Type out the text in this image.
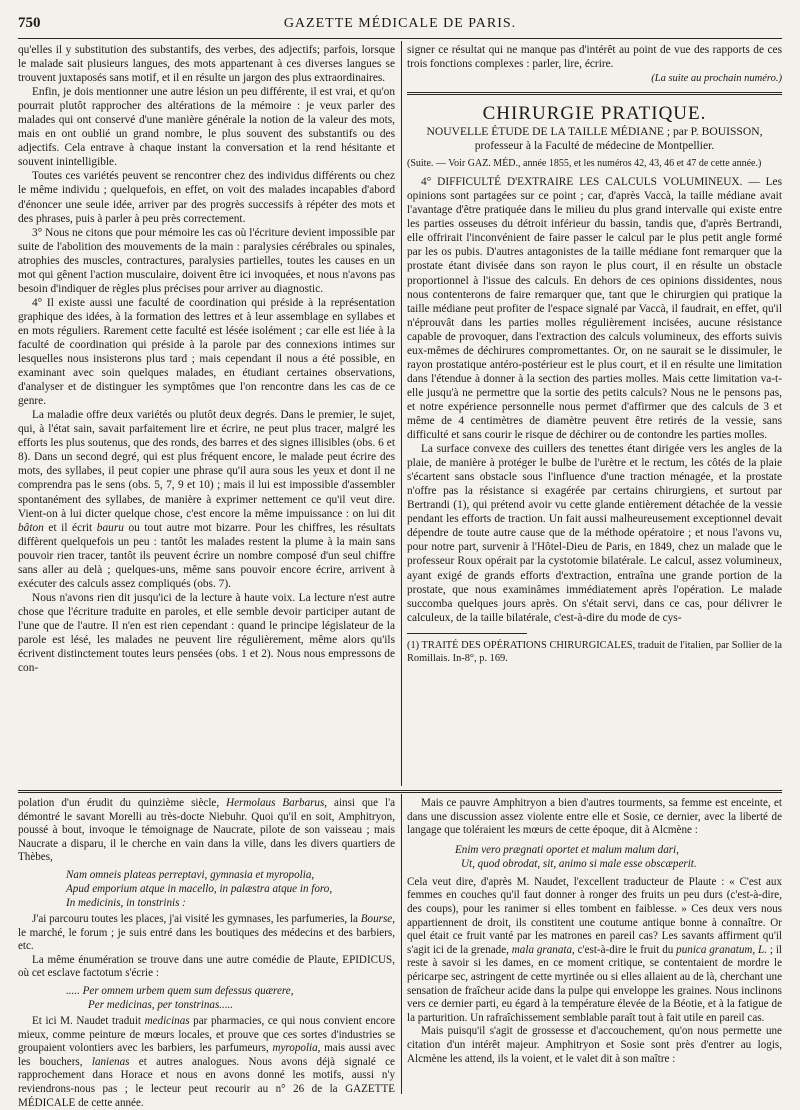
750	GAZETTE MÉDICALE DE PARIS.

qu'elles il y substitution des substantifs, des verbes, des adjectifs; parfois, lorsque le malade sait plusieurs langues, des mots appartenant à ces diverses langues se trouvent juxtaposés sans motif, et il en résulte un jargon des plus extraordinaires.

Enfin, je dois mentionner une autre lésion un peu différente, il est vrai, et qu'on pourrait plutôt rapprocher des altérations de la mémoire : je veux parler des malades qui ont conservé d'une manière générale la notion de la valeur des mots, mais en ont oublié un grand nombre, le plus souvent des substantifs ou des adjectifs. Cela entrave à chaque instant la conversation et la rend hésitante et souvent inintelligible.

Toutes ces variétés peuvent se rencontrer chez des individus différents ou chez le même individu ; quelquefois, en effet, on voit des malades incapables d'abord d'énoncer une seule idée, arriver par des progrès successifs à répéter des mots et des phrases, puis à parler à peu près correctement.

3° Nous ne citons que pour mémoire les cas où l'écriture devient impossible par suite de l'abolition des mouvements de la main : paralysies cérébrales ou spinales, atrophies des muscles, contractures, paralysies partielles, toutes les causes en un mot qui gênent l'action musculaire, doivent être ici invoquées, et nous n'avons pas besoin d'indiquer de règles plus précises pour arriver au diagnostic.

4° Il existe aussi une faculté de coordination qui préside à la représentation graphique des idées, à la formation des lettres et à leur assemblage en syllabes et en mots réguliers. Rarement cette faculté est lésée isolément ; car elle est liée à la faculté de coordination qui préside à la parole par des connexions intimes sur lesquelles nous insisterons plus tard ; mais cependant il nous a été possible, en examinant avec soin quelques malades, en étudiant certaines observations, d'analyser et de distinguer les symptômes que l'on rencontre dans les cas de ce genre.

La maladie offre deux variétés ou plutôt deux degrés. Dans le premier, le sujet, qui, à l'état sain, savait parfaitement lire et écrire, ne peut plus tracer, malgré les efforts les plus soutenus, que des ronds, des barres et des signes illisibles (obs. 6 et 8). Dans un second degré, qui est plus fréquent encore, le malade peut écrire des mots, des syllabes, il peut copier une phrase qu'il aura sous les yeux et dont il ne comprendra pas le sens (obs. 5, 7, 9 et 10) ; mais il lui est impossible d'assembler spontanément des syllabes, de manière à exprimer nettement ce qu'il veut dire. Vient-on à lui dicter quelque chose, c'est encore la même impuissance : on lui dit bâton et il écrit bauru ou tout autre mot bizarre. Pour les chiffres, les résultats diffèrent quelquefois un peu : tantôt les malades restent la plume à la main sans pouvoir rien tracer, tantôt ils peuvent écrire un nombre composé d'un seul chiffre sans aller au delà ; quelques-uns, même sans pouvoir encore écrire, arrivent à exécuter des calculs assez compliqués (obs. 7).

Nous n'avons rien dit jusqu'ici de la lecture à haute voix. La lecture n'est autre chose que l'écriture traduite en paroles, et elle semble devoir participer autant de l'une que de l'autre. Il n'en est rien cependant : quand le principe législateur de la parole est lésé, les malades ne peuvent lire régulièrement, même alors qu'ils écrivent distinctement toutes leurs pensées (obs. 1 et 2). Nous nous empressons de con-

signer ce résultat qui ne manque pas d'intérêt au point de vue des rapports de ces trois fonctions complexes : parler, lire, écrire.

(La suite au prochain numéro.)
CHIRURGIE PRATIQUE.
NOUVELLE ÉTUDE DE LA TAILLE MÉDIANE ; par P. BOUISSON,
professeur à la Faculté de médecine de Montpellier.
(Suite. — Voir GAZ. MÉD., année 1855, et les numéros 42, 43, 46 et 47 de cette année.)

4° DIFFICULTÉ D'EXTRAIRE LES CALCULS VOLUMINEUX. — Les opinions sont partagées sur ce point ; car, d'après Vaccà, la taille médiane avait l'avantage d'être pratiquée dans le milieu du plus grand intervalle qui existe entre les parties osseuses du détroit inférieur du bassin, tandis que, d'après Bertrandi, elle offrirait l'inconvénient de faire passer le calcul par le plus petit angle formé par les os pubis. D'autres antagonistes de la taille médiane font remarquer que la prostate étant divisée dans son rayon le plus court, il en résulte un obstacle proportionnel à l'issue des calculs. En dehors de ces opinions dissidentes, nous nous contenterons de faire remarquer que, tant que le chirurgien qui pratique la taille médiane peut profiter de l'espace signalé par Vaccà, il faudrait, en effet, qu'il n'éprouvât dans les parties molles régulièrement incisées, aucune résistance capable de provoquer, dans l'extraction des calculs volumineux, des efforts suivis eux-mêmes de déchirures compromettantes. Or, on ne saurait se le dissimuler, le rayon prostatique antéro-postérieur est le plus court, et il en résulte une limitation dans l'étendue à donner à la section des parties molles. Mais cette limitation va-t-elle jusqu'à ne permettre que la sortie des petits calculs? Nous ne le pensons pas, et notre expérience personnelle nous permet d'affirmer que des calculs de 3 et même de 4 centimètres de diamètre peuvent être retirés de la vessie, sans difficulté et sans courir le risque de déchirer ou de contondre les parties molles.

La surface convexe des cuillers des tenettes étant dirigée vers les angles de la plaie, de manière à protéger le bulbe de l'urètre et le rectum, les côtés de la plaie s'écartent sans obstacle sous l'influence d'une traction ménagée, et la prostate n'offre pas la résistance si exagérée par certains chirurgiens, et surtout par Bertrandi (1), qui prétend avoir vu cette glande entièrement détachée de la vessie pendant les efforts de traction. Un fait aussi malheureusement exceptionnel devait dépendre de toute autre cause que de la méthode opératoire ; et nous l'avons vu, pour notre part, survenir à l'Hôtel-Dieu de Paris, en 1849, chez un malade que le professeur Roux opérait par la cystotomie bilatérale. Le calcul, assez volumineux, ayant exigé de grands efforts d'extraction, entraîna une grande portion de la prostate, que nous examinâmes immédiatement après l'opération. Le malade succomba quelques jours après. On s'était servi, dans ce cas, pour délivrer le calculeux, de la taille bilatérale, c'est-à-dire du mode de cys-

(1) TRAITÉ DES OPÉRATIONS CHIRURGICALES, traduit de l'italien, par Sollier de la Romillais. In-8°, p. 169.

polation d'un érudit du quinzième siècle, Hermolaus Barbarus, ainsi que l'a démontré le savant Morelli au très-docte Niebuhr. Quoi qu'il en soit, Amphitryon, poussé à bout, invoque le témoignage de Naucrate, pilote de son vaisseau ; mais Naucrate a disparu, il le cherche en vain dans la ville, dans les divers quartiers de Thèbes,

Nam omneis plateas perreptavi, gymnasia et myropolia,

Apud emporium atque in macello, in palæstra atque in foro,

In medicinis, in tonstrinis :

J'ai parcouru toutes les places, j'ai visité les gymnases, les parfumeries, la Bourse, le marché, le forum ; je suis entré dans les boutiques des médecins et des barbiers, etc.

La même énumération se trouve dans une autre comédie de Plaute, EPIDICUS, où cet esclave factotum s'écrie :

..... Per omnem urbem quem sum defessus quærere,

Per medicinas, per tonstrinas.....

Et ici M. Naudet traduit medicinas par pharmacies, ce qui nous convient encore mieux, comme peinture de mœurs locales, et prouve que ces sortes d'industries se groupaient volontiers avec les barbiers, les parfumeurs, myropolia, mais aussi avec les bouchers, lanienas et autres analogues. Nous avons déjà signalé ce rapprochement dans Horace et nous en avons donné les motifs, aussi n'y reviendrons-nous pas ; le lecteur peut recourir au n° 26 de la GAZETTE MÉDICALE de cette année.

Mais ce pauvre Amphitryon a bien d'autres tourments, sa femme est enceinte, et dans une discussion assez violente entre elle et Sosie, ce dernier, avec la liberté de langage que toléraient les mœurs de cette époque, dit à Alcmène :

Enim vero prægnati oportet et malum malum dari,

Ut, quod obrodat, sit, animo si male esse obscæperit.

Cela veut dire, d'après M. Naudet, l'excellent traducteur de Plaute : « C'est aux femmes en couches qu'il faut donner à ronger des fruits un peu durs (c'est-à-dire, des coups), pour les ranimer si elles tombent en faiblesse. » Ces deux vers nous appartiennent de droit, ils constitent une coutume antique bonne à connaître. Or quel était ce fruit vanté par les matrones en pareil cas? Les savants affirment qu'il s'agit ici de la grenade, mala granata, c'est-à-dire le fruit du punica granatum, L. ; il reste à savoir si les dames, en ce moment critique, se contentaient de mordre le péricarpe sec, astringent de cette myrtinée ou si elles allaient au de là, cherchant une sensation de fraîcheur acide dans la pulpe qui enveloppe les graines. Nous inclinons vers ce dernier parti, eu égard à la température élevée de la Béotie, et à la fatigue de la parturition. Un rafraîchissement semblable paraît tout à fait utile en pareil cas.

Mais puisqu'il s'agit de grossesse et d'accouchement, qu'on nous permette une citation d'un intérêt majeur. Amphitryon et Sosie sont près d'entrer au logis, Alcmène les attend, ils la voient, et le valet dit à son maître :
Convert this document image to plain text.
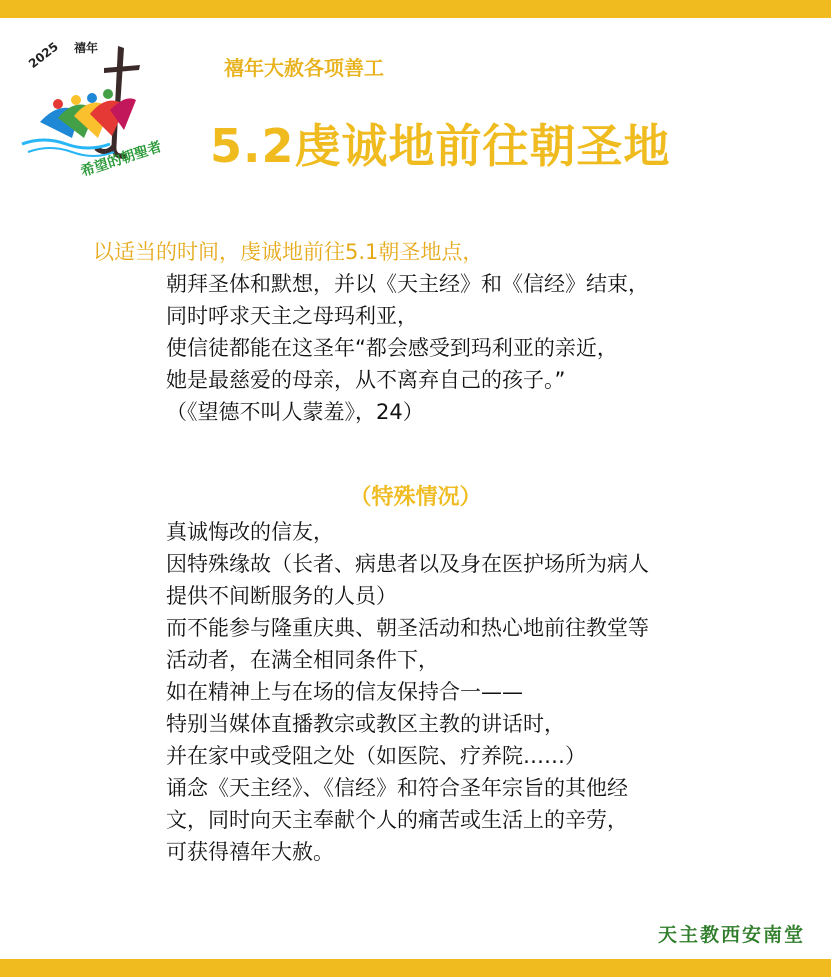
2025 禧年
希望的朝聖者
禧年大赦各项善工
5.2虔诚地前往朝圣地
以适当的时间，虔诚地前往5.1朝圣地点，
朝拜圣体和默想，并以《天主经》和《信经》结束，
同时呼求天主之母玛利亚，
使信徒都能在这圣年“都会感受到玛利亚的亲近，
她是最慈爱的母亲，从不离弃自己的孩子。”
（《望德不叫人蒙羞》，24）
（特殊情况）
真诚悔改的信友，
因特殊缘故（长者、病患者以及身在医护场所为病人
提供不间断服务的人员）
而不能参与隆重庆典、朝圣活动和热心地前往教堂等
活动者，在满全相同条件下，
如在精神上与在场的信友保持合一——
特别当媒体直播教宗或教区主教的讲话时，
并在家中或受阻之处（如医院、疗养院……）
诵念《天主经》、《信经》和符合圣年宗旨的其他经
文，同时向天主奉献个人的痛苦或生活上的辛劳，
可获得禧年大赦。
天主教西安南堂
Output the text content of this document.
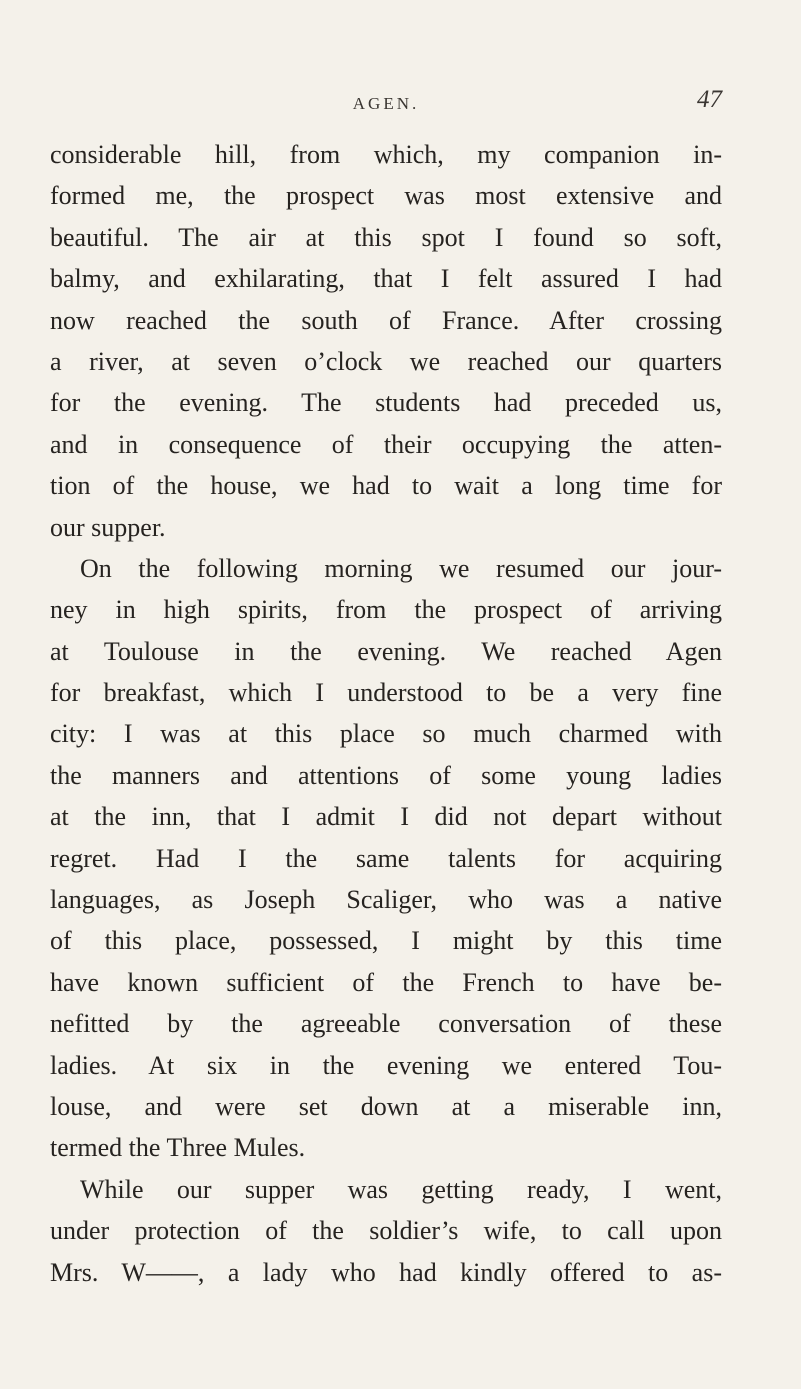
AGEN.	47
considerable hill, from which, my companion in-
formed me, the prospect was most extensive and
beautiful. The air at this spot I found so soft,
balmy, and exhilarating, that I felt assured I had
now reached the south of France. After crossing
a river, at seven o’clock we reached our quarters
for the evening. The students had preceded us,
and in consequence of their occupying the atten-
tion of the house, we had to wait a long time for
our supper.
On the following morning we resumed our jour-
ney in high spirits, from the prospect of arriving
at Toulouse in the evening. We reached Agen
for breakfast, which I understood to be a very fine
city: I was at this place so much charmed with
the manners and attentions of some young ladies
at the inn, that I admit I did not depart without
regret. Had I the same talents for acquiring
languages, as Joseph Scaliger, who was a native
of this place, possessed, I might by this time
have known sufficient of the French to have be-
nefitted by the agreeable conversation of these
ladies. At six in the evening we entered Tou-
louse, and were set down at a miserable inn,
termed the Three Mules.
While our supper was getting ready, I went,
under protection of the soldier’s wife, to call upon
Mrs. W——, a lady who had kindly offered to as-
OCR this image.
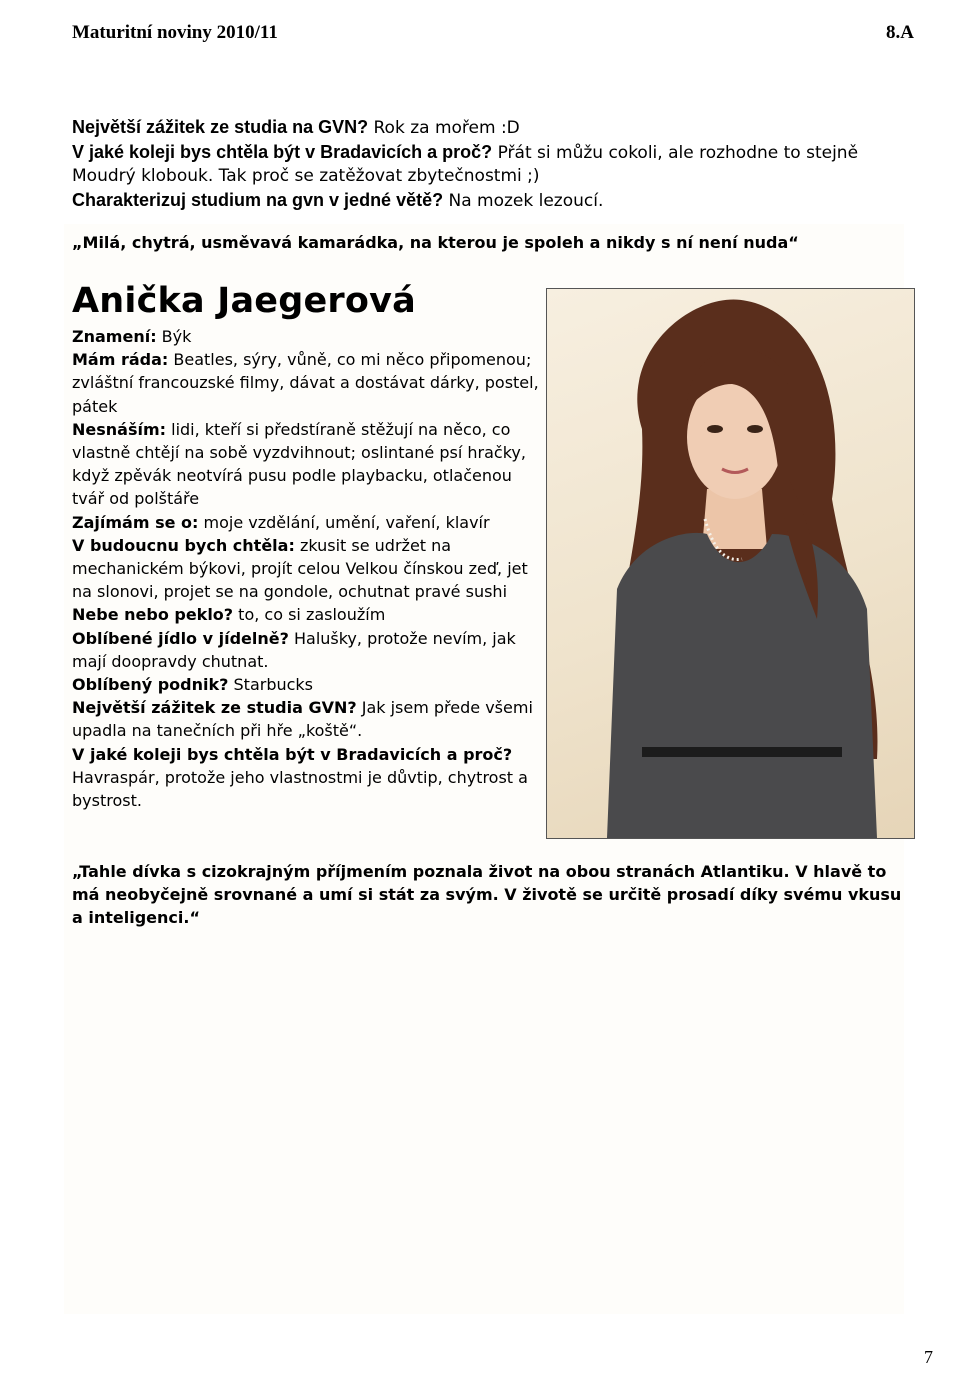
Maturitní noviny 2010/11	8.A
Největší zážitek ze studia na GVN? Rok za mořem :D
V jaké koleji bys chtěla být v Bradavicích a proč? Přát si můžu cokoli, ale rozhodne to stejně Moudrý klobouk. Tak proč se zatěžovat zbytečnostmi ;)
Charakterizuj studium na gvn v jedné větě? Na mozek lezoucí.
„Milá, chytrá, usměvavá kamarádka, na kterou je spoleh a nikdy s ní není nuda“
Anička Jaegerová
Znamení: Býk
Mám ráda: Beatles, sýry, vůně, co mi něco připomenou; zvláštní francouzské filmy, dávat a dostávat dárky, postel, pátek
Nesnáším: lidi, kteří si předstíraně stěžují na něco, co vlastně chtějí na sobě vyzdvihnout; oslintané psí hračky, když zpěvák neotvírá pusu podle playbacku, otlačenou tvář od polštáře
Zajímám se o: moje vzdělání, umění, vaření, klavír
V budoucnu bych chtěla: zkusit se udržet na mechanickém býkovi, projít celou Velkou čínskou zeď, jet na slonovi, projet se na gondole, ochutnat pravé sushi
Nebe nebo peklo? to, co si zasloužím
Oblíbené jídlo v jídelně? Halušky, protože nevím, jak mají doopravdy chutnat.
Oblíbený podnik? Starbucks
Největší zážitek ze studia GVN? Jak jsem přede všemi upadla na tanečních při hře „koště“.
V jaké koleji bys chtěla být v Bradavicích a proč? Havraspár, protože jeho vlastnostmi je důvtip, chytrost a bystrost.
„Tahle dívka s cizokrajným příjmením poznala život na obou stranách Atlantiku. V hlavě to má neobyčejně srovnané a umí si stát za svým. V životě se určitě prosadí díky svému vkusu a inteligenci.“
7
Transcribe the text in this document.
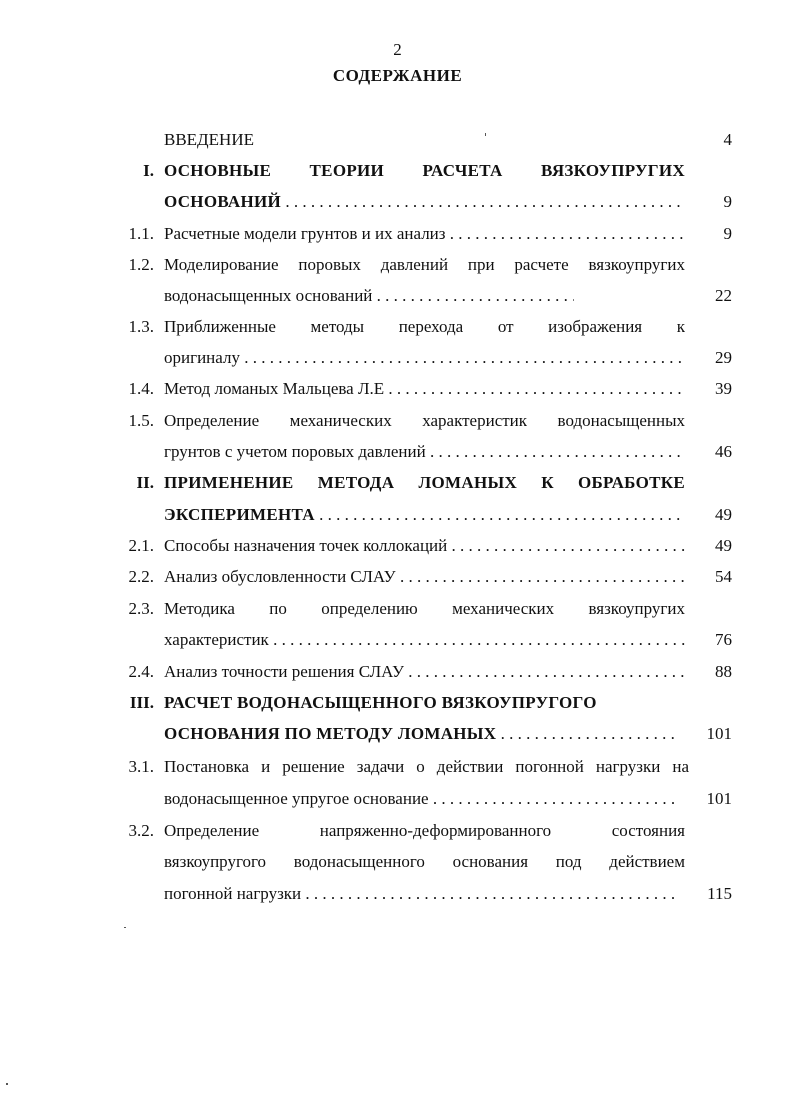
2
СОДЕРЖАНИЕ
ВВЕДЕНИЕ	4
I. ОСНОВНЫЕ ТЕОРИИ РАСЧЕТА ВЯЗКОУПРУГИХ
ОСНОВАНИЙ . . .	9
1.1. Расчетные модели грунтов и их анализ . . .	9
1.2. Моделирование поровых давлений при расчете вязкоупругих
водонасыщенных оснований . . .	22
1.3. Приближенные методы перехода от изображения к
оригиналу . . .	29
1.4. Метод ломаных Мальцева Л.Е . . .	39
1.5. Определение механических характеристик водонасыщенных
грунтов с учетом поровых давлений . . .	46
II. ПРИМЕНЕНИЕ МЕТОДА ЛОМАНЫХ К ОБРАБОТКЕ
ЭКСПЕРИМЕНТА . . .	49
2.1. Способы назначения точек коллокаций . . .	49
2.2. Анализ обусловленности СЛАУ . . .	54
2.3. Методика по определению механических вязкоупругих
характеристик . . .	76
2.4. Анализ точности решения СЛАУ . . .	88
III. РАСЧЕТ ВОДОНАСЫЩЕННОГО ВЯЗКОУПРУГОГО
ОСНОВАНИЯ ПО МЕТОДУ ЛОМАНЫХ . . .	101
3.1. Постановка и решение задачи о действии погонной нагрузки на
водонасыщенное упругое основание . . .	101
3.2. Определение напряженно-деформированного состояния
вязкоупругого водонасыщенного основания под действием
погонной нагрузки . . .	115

■ Required work:
Pick out lines containing the word "conversation", each one as written.

■ Solution below:
Enfin, je dois mentionner une autre lésion un peu différente, il est vrai, et qu'on pourrait plutôt rapprocher des altérations de la mémoire : je veux parler des malades qui ont conservé d'une manière générale la notion de la valeur des mots, mais en ont oublié un grand nombre, le plus souvent des substantifs ou des adjectifs. Cela entrave à chaque instant la conversation et la rend hésitante et souvent inintelligible.
nefitted by the agreeable conversation of these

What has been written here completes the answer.